SET TASK: Skip pictures in the listing below; copy exactly the lines from the one with "What data populates" through the one with "Parse this screenshot: output", inclusive.

THE INPUT:

────────────────────

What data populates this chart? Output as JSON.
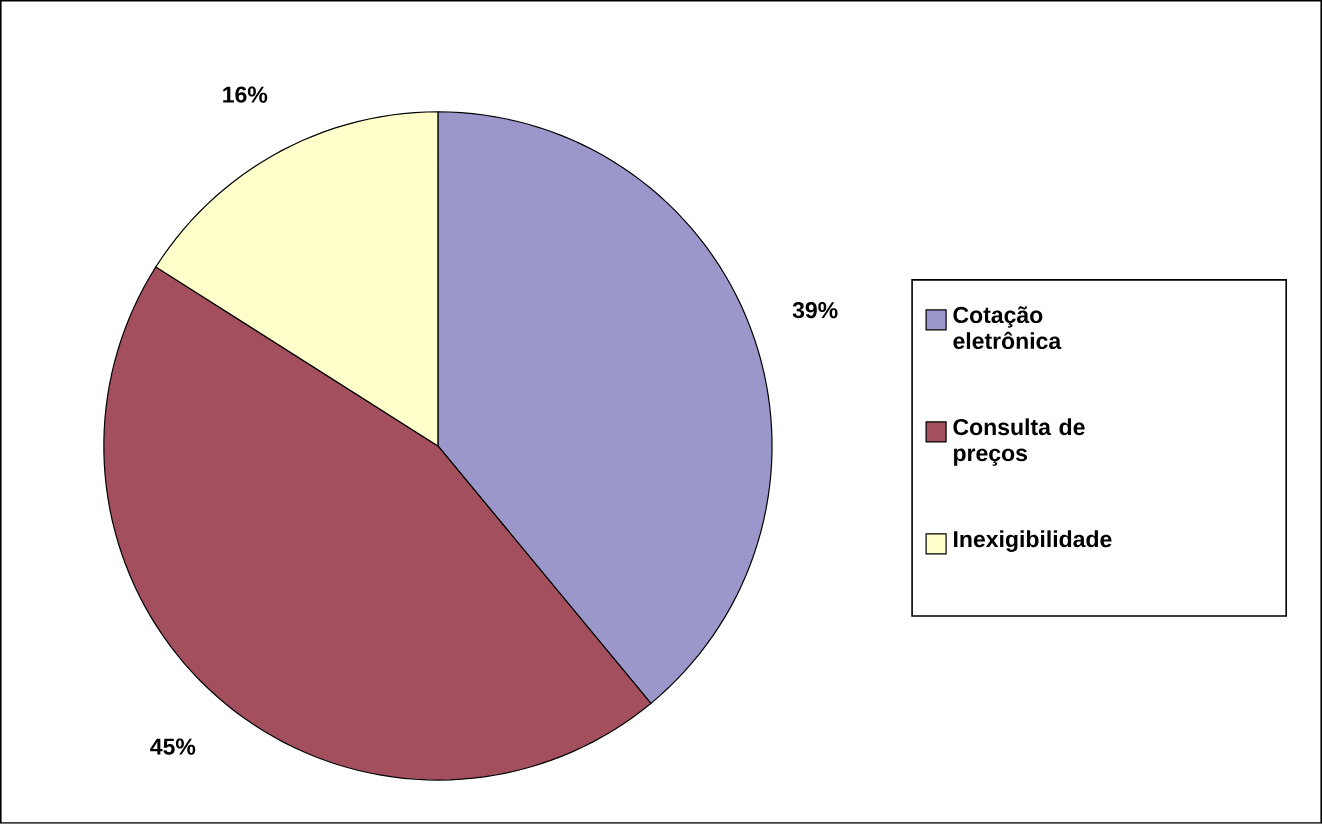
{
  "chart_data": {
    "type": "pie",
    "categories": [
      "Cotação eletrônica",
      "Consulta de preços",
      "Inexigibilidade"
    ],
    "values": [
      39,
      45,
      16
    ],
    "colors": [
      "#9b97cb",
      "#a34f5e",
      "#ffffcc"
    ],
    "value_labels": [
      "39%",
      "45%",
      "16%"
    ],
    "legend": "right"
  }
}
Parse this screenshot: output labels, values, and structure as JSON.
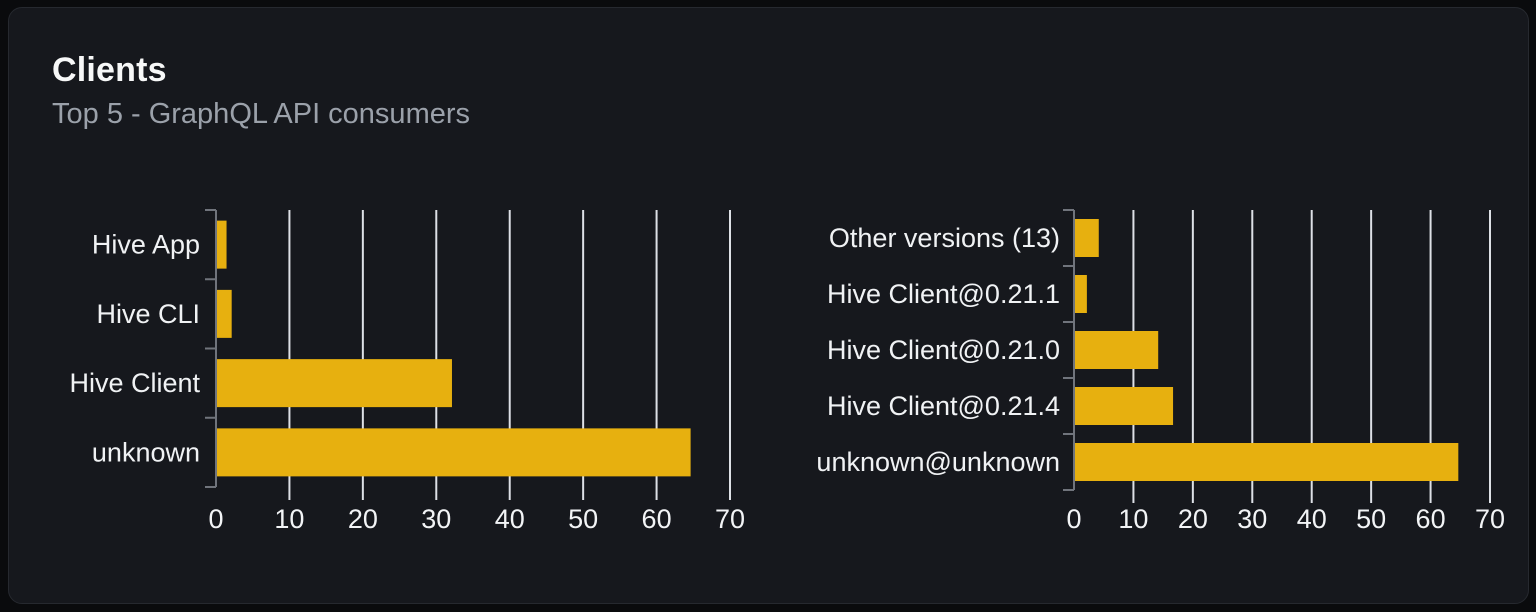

────────────────────

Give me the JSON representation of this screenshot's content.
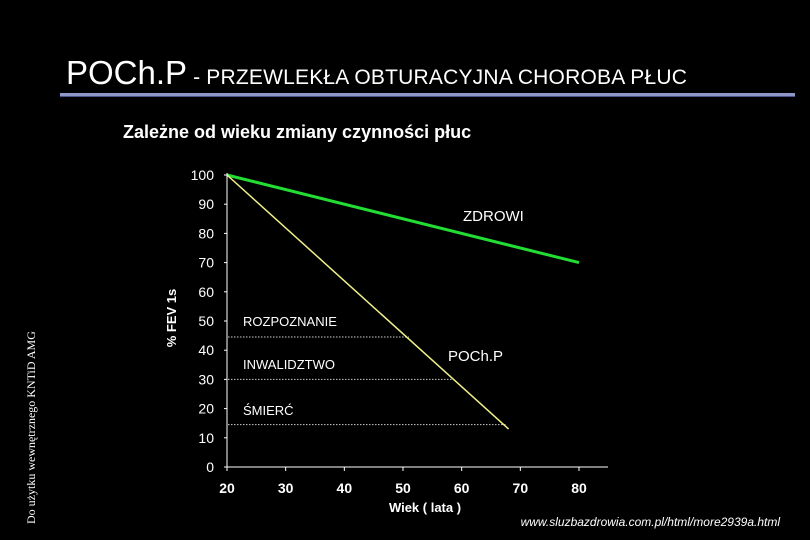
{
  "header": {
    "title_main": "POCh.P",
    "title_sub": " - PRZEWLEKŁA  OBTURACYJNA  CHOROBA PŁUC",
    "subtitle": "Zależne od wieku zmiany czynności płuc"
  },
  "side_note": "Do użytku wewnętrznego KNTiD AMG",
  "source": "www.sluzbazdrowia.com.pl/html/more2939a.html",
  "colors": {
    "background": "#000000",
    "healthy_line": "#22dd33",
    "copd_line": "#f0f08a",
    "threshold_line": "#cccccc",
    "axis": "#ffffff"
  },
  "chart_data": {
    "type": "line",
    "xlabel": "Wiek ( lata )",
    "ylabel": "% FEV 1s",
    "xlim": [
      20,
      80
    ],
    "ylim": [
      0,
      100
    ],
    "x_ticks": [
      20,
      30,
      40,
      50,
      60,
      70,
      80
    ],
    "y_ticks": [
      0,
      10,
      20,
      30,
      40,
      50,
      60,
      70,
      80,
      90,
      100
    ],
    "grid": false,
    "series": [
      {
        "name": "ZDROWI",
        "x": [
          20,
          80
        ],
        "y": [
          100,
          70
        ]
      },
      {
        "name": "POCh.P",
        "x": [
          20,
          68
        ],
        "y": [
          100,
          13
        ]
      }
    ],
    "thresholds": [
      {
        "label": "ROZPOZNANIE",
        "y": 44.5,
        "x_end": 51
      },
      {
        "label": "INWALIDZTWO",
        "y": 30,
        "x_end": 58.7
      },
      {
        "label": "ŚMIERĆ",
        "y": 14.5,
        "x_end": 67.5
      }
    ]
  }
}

────────────────────

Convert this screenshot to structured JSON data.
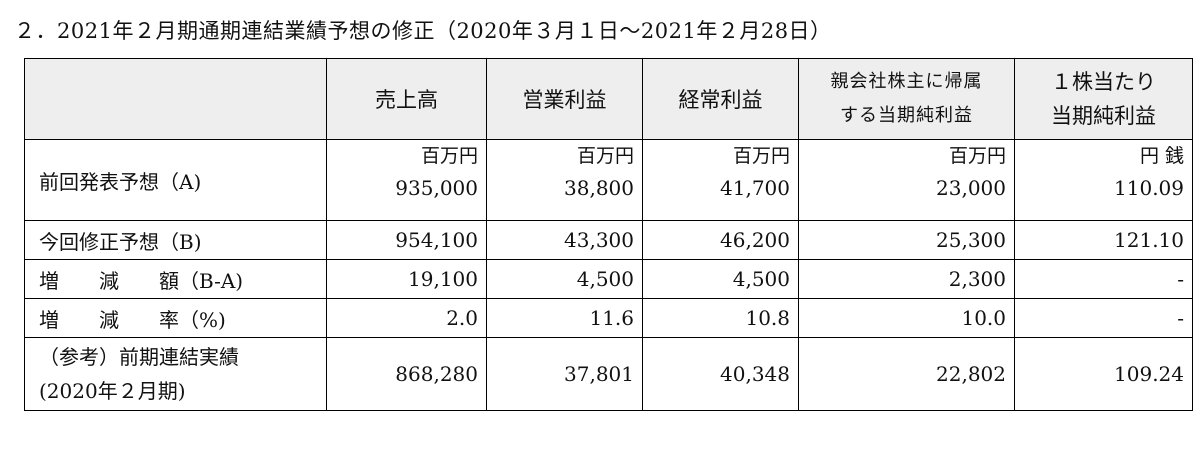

────────────────────

SOLUTION FOR THIS EXERCISE:
What data populates this chart? Output as JSON.
{
  "chart_data": {
    "type": "pie",
    "categories": [
      "Cotação eletrônica",
      "Consulta de preços",
      "Inexigibilidade"
    ],
    "values": [
      39,
      45,
      16
    ],
    "colors": [
      "#9b97cb",
      "#a34f5e",
      "#ffffcc"
    ],
    "value_labels": [
      "39%",
      "45%",
      "16%"
    ],
    "legend": "right"
  }
}
Parse this screenshot: output labels, values, and structure as JSON.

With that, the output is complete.